> _GIVEN PROBLEM_: Leave out the pictures and repeat every record exactly.

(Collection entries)

============

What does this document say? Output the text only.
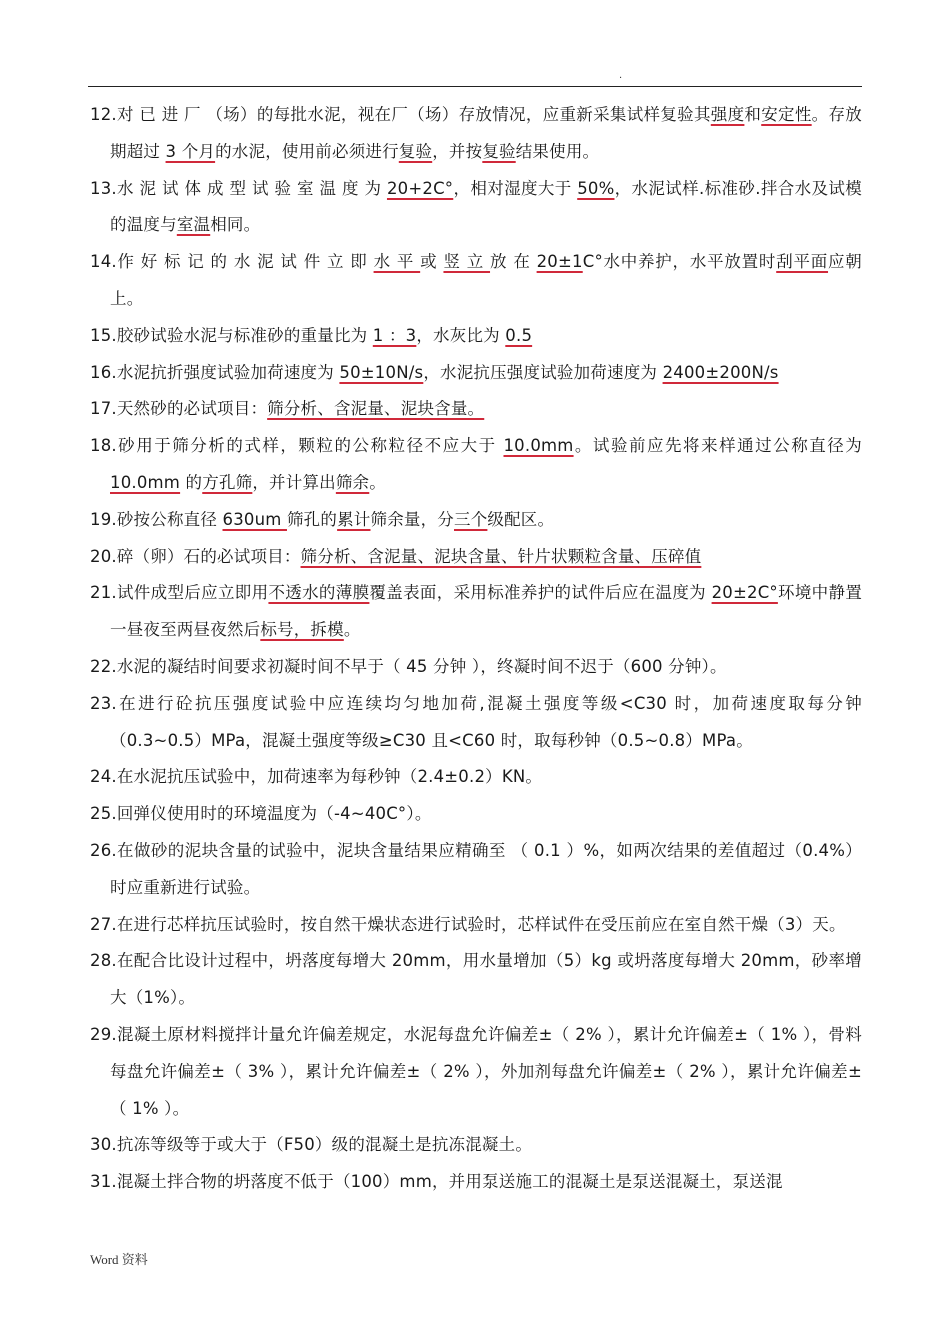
.

12.对 已 进 厂 （场）的每批水泥，视在厂（场）存放情况，应重新采集试样复验其强度和安定性。存放期超过 3 个月的水泥，使用前必须进行复验，并按复验结果使用。

13.水 泥 试 体 成 型 试 验 室 温 度 为 20+2C°，相对湿度大于 50%，水泥试样.标准砂.拌合水及试模的温度与室温相同。

14.作 好 标 记 的 水 泥 试 件 立 即 水 平 或 竖 立 放 在 20±1C°水中养护，水平放置时刮平面应朝上。

15.胶砂试验水泥与标准砂的重量比为 1 ：3，水灰比为 0.5

16.水泥抗折强度试验加荷速度为 50±10N/s，水泥抗压强度试验加荷速度为 2400±200N/s

17.天然砂的必试项目：筛分析、含泥量、泥块含量。

18.砂用于筛分析的式样，颗粒的公称粒径不应大于 10.0mm。试验前应先将来样通过公称直径为 10.0mm 的方孔筛，并计算出筛余。

19.砂按公称直径 630um 筛孔的累计筛余量，分三个级配区。

20.碎（卵）石的必试项目：筛分析、含泥量、泥块含量、针片状颗粒含量、压碎值

21.试件成型后应立即用不透水的薄膜覆盖表面，采用标准养护的试件后应在温度为 20±2C°环境中静置一昼夜至两昼夜然后标号，拆模。

22.水泥的凝结时间要求初凝时间不早于（ 45 分钟 ），终凝时间不迟于（600 分钟）。

23.在进行砼抗压强度试验中应连续均匀地加荷,混凝土强度等级<C30 时，加荷速度取每分钟（0.3~0.5）MPa，混凝土强度等级≥C30 且<C60 时，取每秒钟（0.5~0.8）MPa。

24.在水泥抗压试验中，加荷速率为每秒钟（2.4±0.2）KN。

25.回弹仪使用时的环境温度为（-4~40C°）。

26.在做砂的泥块含量的试验中，泥块含量结果应精确至 （ 0.1 ）%，如两次结果的差值超过（0.4%）时应重新进行试验。

27.在进行芯样抗压试验时，按自然干燥状态进行试验时，芯样试件在受压前应在室自然干燥（3）天。

28.在配合比设计过程中，坍落度每增大 20mm，用水量增加（5）kg 或坍落度每增大 20mm，砂率增大（1%）。

29.混凝土原材料搅拌计量允许偏差规定，水泥每盘允许偏差±（ 2% ），累计允许偏差±（ 1% ），骨料每盘允许偏差±（ 3% ），累计允许偏差±（ 2% ），外加剂每盘允许偏差±（ 2% ），累计允许偏差±（ 1% ）。

30.抗冻等级等于或大于（F50）级的混凝土是抗冻混凝土。

31.混凝土拌合物的坍落度不低于（100）mm，并用泵送施工的混凝土是泵送混凝土，泵送混

Word 资料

============

> _RESPONSE TO THE EXERCISE_:
What does this document say? Output the text only.
.

12.对 已 进 厂 （场）的每批水泥，视在厂（场）存放情况，应重新采集试样复验其强度和安定性。存放期超过 3 个月的水泥，使用前必须进行复验，并按复验结果使用。

13.水 泥 试 体 成 型 试 验 室 温 度 为 20+2C°，相对湿度大于 50%，水泥试样.标准砂.拌合水及试模的温度与室温相同。

14.作 好 标 记 的 水 泥 试 件 立 即 水 平 或 竖 立 放 在 20±1C°水中养护，水平放置时刮平面应朝上。

15.胶砂试验水泥与标准砂的重量比为 1 ：3，水灰比为 0.5

16.水泥抗折强度试验加荷速度为 50±10N/s，水泥抗压强度试验加荷速度为 2400±200N/s

17.天然砂的必试项目：筛分析、含泥量、泥块含量。

18.砂用于筛分析的式样，颗粒的公称粒径不应大于 10.0mm。试验前应先将来样通过公称直径为 10.0mm 的方孔筛，并计算出筛余。

19.砂按公称直径 630um 筛孔的累计筛余量，分三个级配区。

20.碎（卵）石的必试项目：筛分析、含泥量、泥块含量、针片状颗粒含量、压碎值

21.试件成型后应立即用不透水的薄膜覆盖表面，采用标准养护的试件后应在温度为 20±2C°环境中静置一昼夜至两昼夜然后标号，拆模。

22.水泥的凝结时间要求初凝时间不早于（ 45 分钟 ），终凝时间不迟于（600 分钟）。

23.在进行砼抗压强度试验中应连续均匀地加荷,混凝土强度等级<C30 时，加荷速度取每分钟（0.3~0.5）MPa，混凝土强度等级≥C30 且<C60 时，取每秒钟（0.5~0.8）MPa。

24.在水泥抗压试验中，加荷速率为每秒钟（2.4±0.2）KN。

25.回弹仪使用时的环境温度为（-4~40C°）。

26.在做砂的泥块含量的试验中，泥块含量结果应精确至 （ 0.1 ）%，如两次结果的差值超过（0.4%）时应重新进行试验。

27.在进行芯样抗压试验时，按自然干燥状态进行试验时，芯样试件在受压前应在室自然干燥（3）天。

28.在配合比设计过程中，坍落度每增大 20mm，用水量增加（5）kg 或坍落度每增大 20mm，砂率增大（1%）。

29.混凝土原材料搅拌计量允许偏差规定，水泥每盘允许偏差±（ 2% ），累计允许偏差±（ 1% ），骨料每盘允许偏差±（ 3% ），累计允许偏差±（ 2% ），外加剂每盘允许偏差±（ 2% ），累计允许偏差±（ 1% ）。

30.抗冻等级等于或大于（F50）级的混凝土是抗冻混凝土。

31.混凝土拌合物的坍落度不低于（100）mm，并用泵送施工的混凝土是泵送混凝土，泵送混

Word 资料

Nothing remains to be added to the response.